◆ **What needs to be done**:
Show every line below where "equity" can be found.
-- start Data rows --
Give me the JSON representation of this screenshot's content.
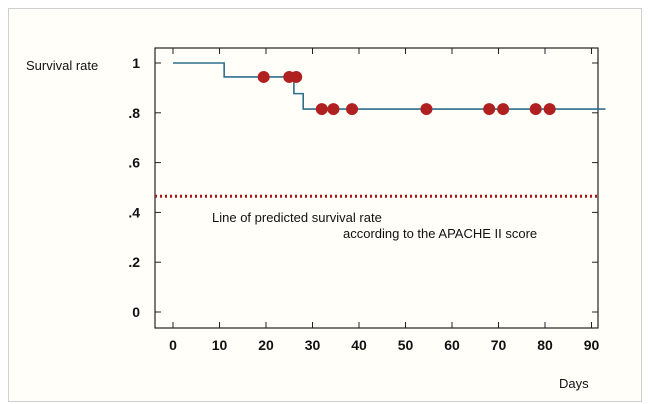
{
  "chart_data": {
    "type": "line",
    "ylabel": "Survival rate",
    "xlabel": "Days",
    "x_ticks": [
      0,
      10,
      20,
      30,
      40,
      50,
      60,
      70,
      80,
      90
    ],
    "y_ticks": [
      "0",
      ".2",
      ".4",
      ".6",
      ".8",
      "1"
    ],
    "y_tick_values": [
      0,
      0.2,
      0.4,
      0.6,
      0.8,
      1
    ],
    "xlim": [
      -4,
      93
    ],
    "ylim": [
      -0.05,
      1.05
    ],
    "grid": false,
    "series": [
      {
        "style": "step",
        "color": "#2e6e8e",
        "x": [
          0,
          11,
          26,
          28,
          93
        ],
        "y": [
          1,
          0.944,
          0.877,
          0.815,
          0.815
        ]
      }
    ],
    "censored_markers": {
      "color": "#b02020",
      "points": [
        [
          19.5,
          0.944
        ],
        [
          25,
          0.944
        ],
        [
          26.5,
          0.944
        ],
        [
          32,
          0.815
        ],
        [
          34.5,
          0.815
        ],
        [
          38.5,
          0.815
        ],
        [
          54.5,
          0.815
        ],
        [
          68,
          0.815
        ],
        [
          71,
          0.815
        ],
        [
          78,
          0.815
        ],
        [
          81,
          0.815
        ]
      ]
    },
    "reference_line": {
      "y": 0.465,
      "style": "dotted",
      "color": "#a01818",
      "label_line1": "Line of predicted survival rate",
      "label_line2": "according to the APACHE II score"
    }
  }
}
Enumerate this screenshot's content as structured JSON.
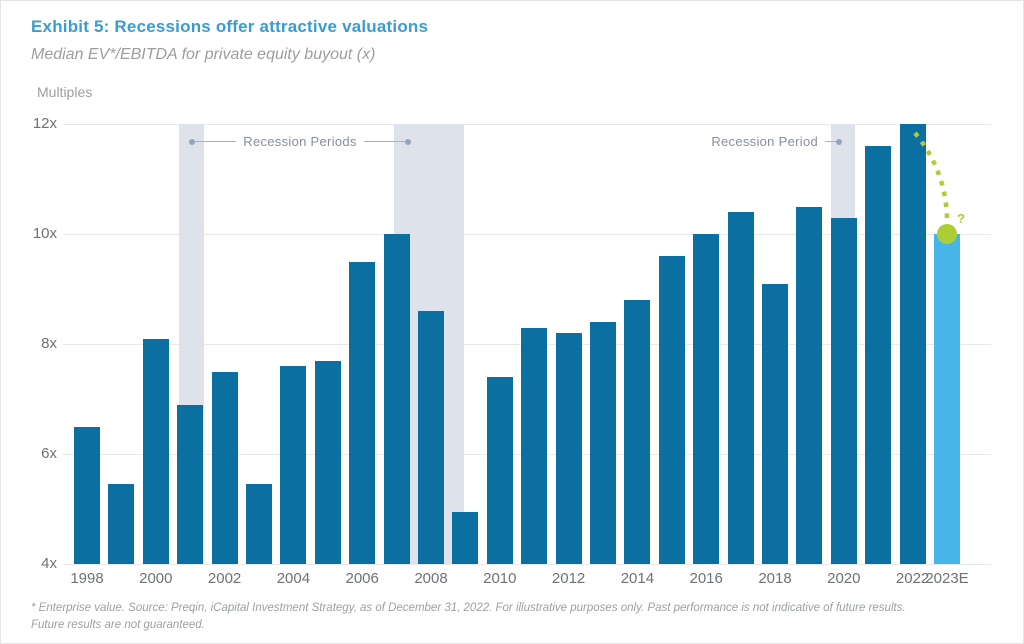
{
  "header": {
    "title": "Exhibit 5: Recessions offer attractive valuations",
    "subtitle": "Median EV*/EBITDA for private equity buyout (x)",
    "axis_title": "Multiples"
  },
  "chart_data": {
    "type": "bar",
    "title": "Median EV*/EBITDA for private equity buyout (x)",
    "ylabel": "Multiples",
    "ylim": [
      4,
      12
    ],
    "grid": true,
    "categories": [
      "1998",
      "1999",
      "2000",
      "2001",
      "2002",
      "2003",
      "2004",
      "2005",
      "2006",
      "2007",
      "2008",
      "2009",
      "2010",
      "2011",
      "2012",
      "2013",
      "2014",
      "2015",
      "2016",
      "2017",
      "2018",
      "2019",
      "2020",
      "2021",
      "2022",
      "2023E"
    ],
    "values": [
      6.5,
      5.45,
      8.1,
      6.9,
      7.5,
      5.45,
      7.6,
      7.7,
      9.5,
      10.0,
      8.6,
      4.95,
      7.4,
      8.3,
      8.2,
      8.4,
      8.8,
      9.6,
      10.0,
      10.4,
      9.1,
      10.5,
      10.3,
      11.6,
      12.0,
      10.0
    ],
    "first_year": 1998,
    "estimate_index": 25,
    "yticks": [
      {
        "label": "12x",
        "value": 12
      },
      {
        "label": "10x",
        "value": 10
      },
      {
        "label": "8x",
        "value": 8
      },
      {
        "label": "6x",
        "value": 6
      },
      {
        "label": "4x",
        "value": 4
      }
    ],
    "xticks": [
      {
        "label": "1998",
        "year": 1998
      },
      {
        "label": "2000",
        "year": 2000
      },
      {
        "label": "2002",
        "year": 2002
      },
      {
        "label": "2004",
        "year": 2004
      },
      {
        "label": "2006",
        "year": 2006
      },
      {
        "label": "2008",
        "year": 2008
      },
      {
        "label": "2010",
        "year": 2010
      },
      {
        "label": "2012",
        "year": 2012
      },
      {
        "label": "2014",
        "year": 2014
      },
      {
        "label": "2016",
        "year": 2016
      },
      {
        "label": "2018",
        "year": 2018
      },
      {
        "label": "2020",
        "year": 2020
      },
      {
        "label": "2022",
        "year": 2022
      },
      {
        "label": "2023E",
        "year": 2023
      }
    ],
    "recession_bands": [
      {
        "start_year": 2000.67,
        "end_year": 2001.4
      },
      {
        "start_year": 2006.92,
        "end_year": 2008.96
      },
      {
        "start_year": 2019.63,
        "end_year": 2020.33
      }
    ],
    "annotations": {
      "recession_periods_label": "Recession Periods",
      "recession_period_label": "Recession Period",
      "question_label": "?"
    },
    "colors": {
      "bar": "#0b70a1",
      "estimate_bar": "#48b5e8",
      "band": "#dde2eb",
      "grid": "#e7e9ee",
      "axis_text": "#6e7276",
      "title_blue": "#3a9ccf",
      "subtitle_gray": "#9b9ea1",
      "annotation_text": "#868f9b",
      "annotation_line": "#a5b2c4",
      "annotation_dot": "#93a5bb",
      "green": "#accd35",
      "footnote_gray": "#9aa0a6"
    }
  },
  "footnote": {
    "line1": "* Enterprise value. Source: Preqin, iCapital Investment Strategy, as of December 31, 2022. For illustrative purposes only. Past performance is not indicative of future results.",
    "line2": "Future results are not guaranteed."
  }
}
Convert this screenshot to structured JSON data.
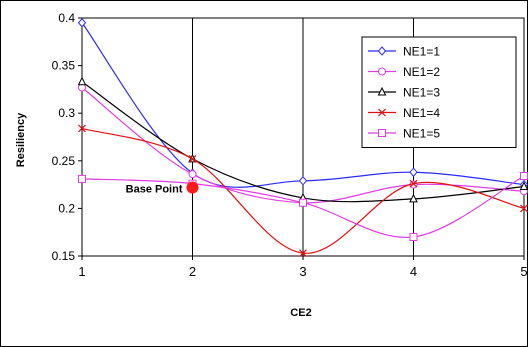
{
  "chart_data": {
    "type": "line",
    "title": "",
    "xlabel": "CE2",
    "ylabel": "Resiliency",
    "x": [
      1,
      2,
      3,
      4,
      5
    ],
    "xlim": [
      1,
      5
    ],
    "ylim": [
      0.15,
      0.4
    ],
    "xticks": [
      "1",
      "2",
      "3",
      "4",
      "5"
    ],
    "yticks": [
      "0.15",
      "0.2",
      "0.25",
      "0.3",
      "0.35",
      "0.4"
    ],
    "grid": "vertical",
    "legend_position": "top-right",
    "series": [
      {
        "name": "NE1=1",
        "values": [
          0.395,
          0.237,
          0.229,
          0.238,
          0.225
        ],
        "color": "#2a2aff",
        "marker": "diamond"
      },
      {
        "name": "NE1=2",
        "values": [
          0.327,
          0.236,
          0.206,
          0.225,
          0.218
        ],
        "color": "#e23be2",
        "marker": "circle"
      },
      {
        "name": "NE1=3",
        "values": [
          0.333,
          0.252,
          0.211,
          0.21,
          0.223
        ],
        "color": "#000000",
        "marker": "triangle"
      },
      {
        "name": "NE1=4",
        "values": [
          0.284,
          0.252,
          0.153,
          0.226,
          0.2
        ],
        "color": "#e01010",
        "marker": "x"
      },
      {
        "name": "NE1=5",
        "values": [
          0.231,
          0.226,
          0.206,
          0.17,
          0.234
        ],
        "color": "#e23be2",
        "marker": "square"
      }
    ],
    "annotations": [
      {
        "text": "Base Point",
        "x": 2,
        "y": 0.222,
        "color": "#ff1a1a"
      }
    ]
  }
}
-- end Data rows --
◆ **Full output**:
    "subtitle": "Median EV*/EBITDA for private equity buyout (x)",
    "title": "Median EV*/EBITDA for private equity buyout (x)",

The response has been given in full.